→ **What you are asked to do**:
Rewrite the data below with "voltage-axes-frame" replaced by "voltage-plot-frame" everywhere it occurs, leaving every other line and character unchanged.

#### Data for processing

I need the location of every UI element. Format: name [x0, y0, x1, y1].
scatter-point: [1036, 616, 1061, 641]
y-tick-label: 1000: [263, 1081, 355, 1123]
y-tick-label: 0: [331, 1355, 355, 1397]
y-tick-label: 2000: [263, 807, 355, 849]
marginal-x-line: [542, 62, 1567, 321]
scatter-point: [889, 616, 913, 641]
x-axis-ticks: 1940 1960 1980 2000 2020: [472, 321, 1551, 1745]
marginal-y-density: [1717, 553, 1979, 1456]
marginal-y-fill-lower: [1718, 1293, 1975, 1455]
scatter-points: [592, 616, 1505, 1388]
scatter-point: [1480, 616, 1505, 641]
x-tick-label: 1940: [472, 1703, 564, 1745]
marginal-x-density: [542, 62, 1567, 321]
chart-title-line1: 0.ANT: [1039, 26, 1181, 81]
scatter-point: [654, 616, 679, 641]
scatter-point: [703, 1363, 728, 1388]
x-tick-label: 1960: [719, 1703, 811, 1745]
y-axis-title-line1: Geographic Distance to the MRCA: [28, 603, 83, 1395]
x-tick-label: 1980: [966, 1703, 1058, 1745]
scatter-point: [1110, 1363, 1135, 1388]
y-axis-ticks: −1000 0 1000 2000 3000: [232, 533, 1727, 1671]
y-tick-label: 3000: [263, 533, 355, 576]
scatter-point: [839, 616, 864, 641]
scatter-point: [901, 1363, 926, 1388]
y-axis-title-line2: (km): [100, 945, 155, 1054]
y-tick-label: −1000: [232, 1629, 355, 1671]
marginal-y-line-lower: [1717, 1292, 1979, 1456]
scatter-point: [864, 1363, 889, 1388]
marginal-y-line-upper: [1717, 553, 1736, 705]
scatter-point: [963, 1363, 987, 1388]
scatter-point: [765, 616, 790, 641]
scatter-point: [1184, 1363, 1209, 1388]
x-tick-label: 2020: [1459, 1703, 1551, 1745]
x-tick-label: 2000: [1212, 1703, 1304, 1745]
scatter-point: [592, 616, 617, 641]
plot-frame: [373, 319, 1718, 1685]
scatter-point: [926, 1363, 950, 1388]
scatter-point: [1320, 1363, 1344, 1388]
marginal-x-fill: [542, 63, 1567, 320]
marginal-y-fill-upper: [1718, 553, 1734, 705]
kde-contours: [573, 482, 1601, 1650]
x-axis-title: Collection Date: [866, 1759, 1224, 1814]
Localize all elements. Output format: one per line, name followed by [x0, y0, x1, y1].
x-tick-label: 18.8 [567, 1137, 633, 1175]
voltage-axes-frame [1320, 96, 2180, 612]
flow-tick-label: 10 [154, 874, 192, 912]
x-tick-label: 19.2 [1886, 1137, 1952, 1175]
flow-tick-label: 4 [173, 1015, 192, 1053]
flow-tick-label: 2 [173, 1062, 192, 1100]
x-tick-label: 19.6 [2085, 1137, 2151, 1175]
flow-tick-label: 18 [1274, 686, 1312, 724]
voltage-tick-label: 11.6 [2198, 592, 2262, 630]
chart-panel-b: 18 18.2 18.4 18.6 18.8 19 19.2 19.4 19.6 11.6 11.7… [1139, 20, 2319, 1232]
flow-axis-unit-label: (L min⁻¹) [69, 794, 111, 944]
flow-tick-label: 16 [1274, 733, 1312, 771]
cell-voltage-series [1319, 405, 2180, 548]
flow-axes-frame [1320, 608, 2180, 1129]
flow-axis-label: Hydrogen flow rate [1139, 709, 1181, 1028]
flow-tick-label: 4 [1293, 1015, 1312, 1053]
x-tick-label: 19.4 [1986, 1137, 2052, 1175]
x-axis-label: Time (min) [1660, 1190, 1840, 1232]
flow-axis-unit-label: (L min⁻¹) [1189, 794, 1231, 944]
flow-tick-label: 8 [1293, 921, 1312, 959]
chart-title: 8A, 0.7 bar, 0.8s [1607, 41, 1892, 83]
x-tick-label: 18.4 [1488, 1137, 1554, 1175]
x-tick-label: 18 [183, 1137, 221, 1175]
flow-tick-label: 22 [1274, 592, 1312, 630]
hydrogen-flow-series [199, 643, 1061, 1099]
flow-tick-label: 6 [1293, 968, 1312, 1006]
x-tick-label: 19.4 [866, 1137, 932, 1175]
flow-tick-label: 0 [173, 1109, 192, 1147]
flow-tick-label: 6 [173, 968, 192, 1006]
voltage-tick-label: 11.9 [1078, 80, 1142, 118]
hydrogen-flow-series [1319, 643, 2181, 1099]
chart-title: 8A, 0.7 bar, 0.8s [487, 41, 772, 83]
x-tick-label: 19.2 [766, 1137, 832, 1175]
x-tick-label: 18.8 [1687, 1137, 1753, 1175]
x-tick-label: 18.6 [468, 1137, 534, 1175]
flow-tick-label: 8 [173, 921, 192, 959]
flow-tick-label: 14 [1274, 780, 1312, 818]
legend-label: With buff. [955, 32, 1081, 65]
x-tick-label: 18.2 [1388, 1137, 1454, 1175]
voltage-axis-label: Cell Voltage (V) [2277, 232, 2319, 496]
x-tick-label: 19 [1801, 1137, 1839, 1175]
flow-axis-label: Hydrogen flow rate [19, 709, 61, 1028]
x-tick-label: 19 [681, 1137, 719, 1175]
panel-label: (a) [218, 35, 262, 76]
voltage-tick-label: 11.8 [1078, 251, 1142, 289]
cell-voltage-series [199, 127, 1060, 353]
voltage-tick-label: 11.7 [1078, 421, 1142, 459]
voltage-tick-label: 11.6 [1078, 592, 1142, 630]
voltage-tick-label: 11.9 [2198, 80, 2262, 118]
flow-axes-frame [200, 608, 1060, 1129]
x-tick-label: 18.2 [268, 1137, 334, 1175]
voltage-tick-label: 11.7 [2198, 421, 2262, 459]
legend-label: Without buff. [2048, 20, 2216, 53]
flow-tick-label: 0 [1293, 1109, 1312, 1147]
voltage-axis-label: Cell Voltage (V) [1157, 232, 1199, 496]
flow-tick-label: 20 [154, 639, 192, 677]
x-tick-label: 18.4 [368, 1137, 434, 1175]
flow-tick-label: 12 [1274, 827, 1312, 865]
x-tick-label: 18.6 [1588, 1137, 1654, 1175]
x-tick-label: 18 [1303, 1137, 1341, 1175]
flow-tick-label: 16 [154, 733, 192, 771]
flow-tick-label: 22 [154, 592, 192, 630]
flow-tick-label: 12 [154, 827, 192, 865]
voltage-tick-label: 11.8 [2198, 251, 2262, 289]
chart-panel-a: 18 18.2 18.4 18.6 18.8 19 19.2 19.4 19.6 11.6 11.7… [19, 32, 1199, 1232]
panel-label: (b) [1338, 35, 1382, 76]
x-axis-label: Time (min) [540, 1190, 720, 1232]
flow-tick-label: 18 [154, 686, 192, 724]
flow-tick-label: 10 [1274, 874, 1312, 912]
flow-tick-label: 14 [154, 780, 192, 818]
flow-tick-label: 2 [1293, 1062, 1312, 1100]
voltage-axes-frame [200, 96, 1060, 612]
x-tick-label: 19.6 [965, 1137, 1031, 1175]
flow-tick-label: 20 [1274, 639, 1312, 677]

########

→ **Expected output**:
I need the location of every UI element. Format: name [x0, y0, x1, y1].
scatter-point: [1036, 616, 1061, 641]
y-tick-label: 1000: [263, 1081, 355, 1123]
y-tick-label: 0: [331, 1355, 355, 1397]
y-tick-label: 2000: [263, 807, 355, 849]
marginal-x-line: [542, 62, 1567, 321]
scatter-point: [889, 616, 913, 641]
x-axis-ticks: 1940 1960 1980 2000 2020: [472, 321, 1551, 1745]
marginal-y-density: [1717, 553, 1979, 1456]
marginal-y-fill-lower: [1718, 1293, 1975, 1455]
scatter-points: [592, 616, 1505, 1388]
scatter-point: [1480, 616, 1505, 641]
x-tick-label: 1940: [472, 1703, 564, 1745]
marginal-x-density: [542, 62, 1567, 321]
chart-title-line1: 0.ANT: [1039, 26, 1181, 81]
scatter-point: [654, 616, 679, 641]
scatter-point: [703, 1363, 728, 1388]
x-tick-label: 1960: [719, 1703, 811, 1745]
y-axis-title-line1: Geographic Distance to the MRCA: [28, 603, 83, 1395]
x-tick-label: 1980: [966, 1703, 1058, 1745]
scatter-point: [1110, 1363, 1135, 1388]
y-axis-ticks: −1000 0 1000 2000 3000: [232, 533, 1727, 1671]
y-tick-label: 3000: [263, 533, 355, 576]
scatter-point: [839, 616, 864, 641]
scatter-point: [901, 1363, 926, 1388]
y-axis-title-line2: (km): [100, 945, 155, 1054]
y-tick-label: −1000: [232, 1629, 355, 1671]
marginal-y-line-lower: [1717, 1292, 1979, 1456]
scatter-point: [864, 1363, 889, 1388]
marginal-y-line-upper: [1717, 553, 1736, 705]
scatter-point: [963, 1363, 987, 1388]
scatter-point: [765, 616, 790, 641]
scatter-point: [1184, 1363, 1209, 1388]
x-tick-label: 2020: [1459, 1703, 1551, 1745]
x-tick-label: 2000: [1212, 1703, 1304, 1745]
scatter-point: [592, 616, 617, 641]
plot-frame: [373, 319, 1718, 1685]
scatter-point: [926, 1363, 950, 1388]
scatter-point: [1320, 1363, 1344, 1388]
marginal-x-fill: [542, 63, 1567, 320]
marginal-y-fill-upper: [1718, 553, 1734, 705]
kde-contours: [573, 482, 1601, 1650]
x-axis-title: Collection Date: [866, 1759, 1224, 1814]
Localize all elements. Output format: one per line, name followed by [x0, y0, x1, y1].
x-tick-label: 18.8 [567, 1137, 633, 1175]
voltage-plot-frame [1320, 96, 2180, 612]
flow-tick-label: 10 [154, 874, 192, 912]
x-tick-label: 19.2 [1886, 1137, 1952, 1175]
flow-tick-label: 4 [173, 1015, 192, 1053]
flow-tick-label: 2 [173, 1062, 192, 1100]
x-tick-label: 19.6 [2085, 1137, 2151, 1175]
flow-tick-label: 18 [1274, 686, 1312, 724]
voltage-tick-label: 11.6 [2198, 592, 2262, 630]
chart-panel-b: 18 18.2 18.4 18.6 18.8 19 19.2 19.4 19.6 11.6 11.7… [1139, 20, 2319, 1232]
flow-axis-unit-label: (L min⁻¹) [69, 794, 111, 944]
flow-tick-label: 16 [1274, 733, 1312, 771]
cell-voltage-series [1319, 405, 2180, 548]
flow-axes-frame [1320, 608, 2180, 1129]
flow-axis-label: Hydrogen flow rate [1139, 709, 1181, 1028]
flow-tick-label: 4 [1293, 1015, 1312, 1053]
x-tick-label: 19.4 [1986, 1137, 2052, 1175]
x-axis-label: Time (min) [1660, 1190, 1840, 1232]
flow-axis-unit-label: (L min⁻¹) [1189, 794, 1231, 944]
flow-tick-label: 8 [1293, 921, 1312, 959]
chart-title: 8A, 0.7 bar, 0.8s [1607, 41, 1892, 83]
x-tick-label: 18.4 [1488, 1137, 1554, 1175]
x-tick-label: 18 [183, 1137, 221, 1175]
flow-tick-label: 22 [1274, 592, 1312, 630]
hydrogen-flow-series [199, 643, 1061, 1099]
flow-tick-label: 6 [1293, 968, 1312, 1006]
x-tick-label: 19.4 [866, 1137, 932, 1175]
flow-tick-label: 0 [173, 1109, 192, 1147]
flow-tick-label: 6 [173, 968, 192, 1006]
voltage-tick-label: 11.9 [1078, 80, 1142, 118]
hydrogen-flow-series [1319, 643, 2181, 1099]
chart-title: 8A, 0.7 bar, 0.8s [487, 41, 772, 83]
x-tick-label: 19.2 [766, 1137, 832, 1175]
x-tick-label: 18.8 [1687, 1137, 1753, 1175]
x-tick-label: 18.6 [468, 1137, 534, 1175]
flow-tick-label: 8 [173, 921, 192, 959]
flow-tick-label: 14 [1274, 780, 1312, 818]
legend-label: With buff. [955, 32, 1081, 65]
x-tick-label: 18.2 [1388, 1137, 1454, 1175]
voltage-axis-label: Cell Voltage (V) [2277, 232, 2319, 496]
x-tick-label: 19 [1801, 1137, 1839, 1175]
flow-axis-label: Hydrogen flow rate [19, 709, 61, 1028]
x-tick-label: 19 [681, 1137, 719, 1175]
panel-label: (a) [218, 35, 262, 76]
voltage-tick-label: 11.8 [1078, 251, 1142, 289]
cell-voltage-series [199, 127, 1060, 353]
voltage-tick-label: 11.7 [1078, 421, 1142, 459]
voltage-tick-label: 11.6 [1078, 592, 1142, 630]
voltage-tick-label: 11.9 [2198, 80, 2262, 118]
flow-axes-frame [200, 608, 1060, 1129]
x-tick-label: 18.2 [268, 1137, 334, 1175]
voltage-tick-label: 11.7 [2198, 421, 2262, 459]
legend-label: Without buff. [2048, 20, 2216, 53]
flow-tick-label: 0 [1293, 1109, 1312, 1147]
voltage-axis-label: Cell Voltage (V) [1157, 232, 1199, 496]
flow-tick-label: 20 [154, 639, 192, 677]
x-tick-label: 18.4 [368, 1137, 434, 1175]
flow-tick-label: 12 [1274, 827, 1312, 865]
x-tick-label: 18.6 [1588, 1137, 1654, 1175]
x-tick-label: 18 [1303, 1137, 1341, 1175]
flow-tick-label: 16 [154, 733, 192, 771]
flow-tick-label: 22 [154, 592, 192, 630]
flow-tick-label: 12 [154, 827, 192, 865]
voltage-tick-label: 11.8 [2198, 251, 2262, 289]
chart-panel-a: 18 18.2 18.4 18.6 18.8 19 19.2 19.4 19.6 11.6 11.7… [19, 32, 1199, 1232]
panel-label: (b) [1338, 35, 1382, 76]
x-axis-label: Time (min) [540, 1190, 720, 1232]
flow-tick-label: 18 [154, 686, 192, 724]
flow-tick-label: 10 [1274, 874, 1312, 912]
flow-tick-label: 14 [154, 780, 192, 818]
flow-tick-label: 2 [1293, 1062, 1312, 1100]
voltage-plot-frame [200, 96, 1060, 612]
x-tick-label: 19.6 [965, 1137, 1031, 1175]
flow-tick-label: 20 [1274, 639, 1312, 677]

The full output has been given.